Data listing:
---+---

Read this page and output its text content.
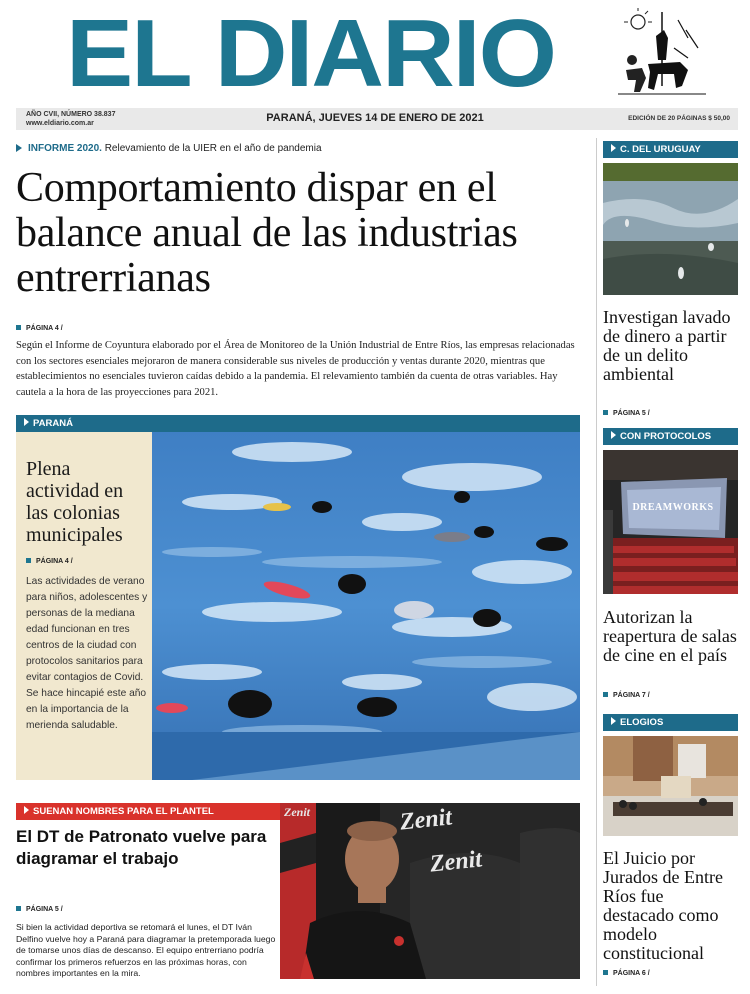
EL DIARIO
AÑO CVII, NÚMERO 38.837
www.eldiario.com.ar	PARANÁ, JUEVES 14 DE ENERO DE 2021	EDICIÓN DE 20 PÁGINAS $ 50,00
INFORME 2020. Relevamiento de la UIER en el año de pandemia
Comportamiento dispar en el balance anual de las industrias entrerrianas
PÁGINA 4 /
Según el Informe de Coyuntura elaborado por el Área de Monitoreo de la Unión Industrial de Entre Ríos, las empresas relacionadas con los sectores esenciales mejoraron de manera considerable sus niveles de producción y ventas durante 2020, mientras que establecimientos no esenciales tuvieron caídas debido a la pandemia. El relevamiento también da cuenta de otras variables. Hay cautela a la hora de las proyecciones para 2021.
PARANÁ
Plena actividad en las colonias municipales
PÁGINA 4 /
Las actividades de verano para niños, adolescentes y personas de la mediana edad funcionan en tres centros de la ciudad con protocolos sanitarios para evitar contagios de Covid. Se hace hincapié este año en la importancia de la merienda saludable.
SUENAN NOMBRES PARA EL PLANTEL
El DT de Patronato vuelve para diagramar el trabajo
PÁGINA 5 /
Si bien la actividad deportiva se retomará el lunes, el DT Iván Delfino vuelve hoy a Paraná para diagramar la pretemporada luego de tomarse unos días de descanso. El equipo entrerriano podría confirmar los primeros refuerzos en las próximas horas, con nombres importantes en la mira.
Zenit	Zenit
Zenit
C. DEL URUGUAY
Investigan lavado de dinero a partir de un delito ambiental
PÁGINA 5 /
CON PROTOCOLOS
DREAMWORKS
Autorizan la reapertura de salas de cine en el país
PÁGINA 7 /
ELOGIOS
El Juicio por Jurados de Entre Ríos fue destacado como modelo constitucional
PÁGINA 6 /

---+---

Exercise task: Of all the lines in the listing above, how many include "pandemia"? Write only the number.

Task output: 2